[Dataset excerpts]
>> START
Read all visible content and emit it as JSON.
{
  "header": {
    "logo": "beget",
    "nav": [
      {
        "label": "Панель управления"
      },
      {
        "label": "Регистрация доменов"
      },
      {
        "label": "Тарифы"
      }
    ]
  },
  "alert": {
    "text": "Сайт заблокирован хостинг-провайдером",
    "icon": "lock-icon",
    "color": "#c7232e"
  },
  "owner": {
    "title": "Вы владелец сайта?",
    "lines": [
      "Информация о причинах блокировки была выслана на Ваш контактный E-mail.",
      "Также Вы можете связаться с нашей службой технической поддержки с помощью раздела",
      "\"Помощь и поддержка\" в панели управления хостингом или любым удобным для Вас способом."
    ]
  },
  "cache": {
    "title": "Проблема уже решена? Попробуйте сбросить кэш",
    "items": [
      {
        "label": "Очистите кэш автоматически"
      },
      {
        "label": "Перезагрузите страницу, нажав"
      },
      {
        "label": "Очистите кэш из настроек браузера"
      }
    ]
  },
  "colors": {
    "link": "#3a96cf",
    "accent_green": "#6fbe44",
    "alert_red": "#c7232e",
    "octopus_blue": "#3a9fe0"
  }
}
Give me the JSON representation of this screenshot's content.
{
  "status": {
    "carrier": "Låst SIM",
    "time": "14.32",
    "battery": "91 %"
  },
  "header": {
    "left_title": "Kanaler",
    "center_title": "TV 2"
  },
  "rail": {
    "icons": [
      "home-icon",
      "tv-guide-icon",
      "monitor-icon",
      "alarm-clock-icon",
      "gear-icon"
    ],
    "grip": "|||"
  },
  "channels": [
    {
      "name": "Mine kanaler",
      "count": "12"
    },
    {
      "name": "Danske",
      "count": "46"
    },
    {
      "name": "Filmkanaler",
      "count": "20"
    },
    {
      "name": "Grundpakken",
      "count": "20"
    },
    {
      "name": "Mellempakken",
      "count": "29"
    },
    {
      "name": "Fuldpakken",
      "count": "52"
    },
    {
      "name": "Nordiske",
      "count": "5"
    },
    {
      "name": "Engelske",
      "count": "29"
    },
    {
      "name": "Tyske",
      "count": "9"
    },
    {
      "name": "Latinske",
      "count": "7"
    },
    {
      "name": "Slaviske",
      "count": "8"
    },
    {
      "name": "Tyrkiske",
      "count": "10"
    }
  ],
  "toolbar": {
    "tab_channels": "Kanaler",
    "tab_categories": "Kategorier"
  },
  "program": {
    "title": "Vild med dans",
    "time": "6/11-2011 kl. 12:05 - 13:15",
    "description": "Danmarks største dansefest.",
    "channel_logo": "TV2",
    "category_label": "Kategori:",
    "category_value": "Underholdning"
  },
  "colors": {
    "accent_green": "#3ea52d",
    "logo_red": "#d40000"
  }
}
>> END
**What is expected:** Check every line of the material for the string "Очистите" and give the number of lines that have it, without anything else.

**Result for this task:** 2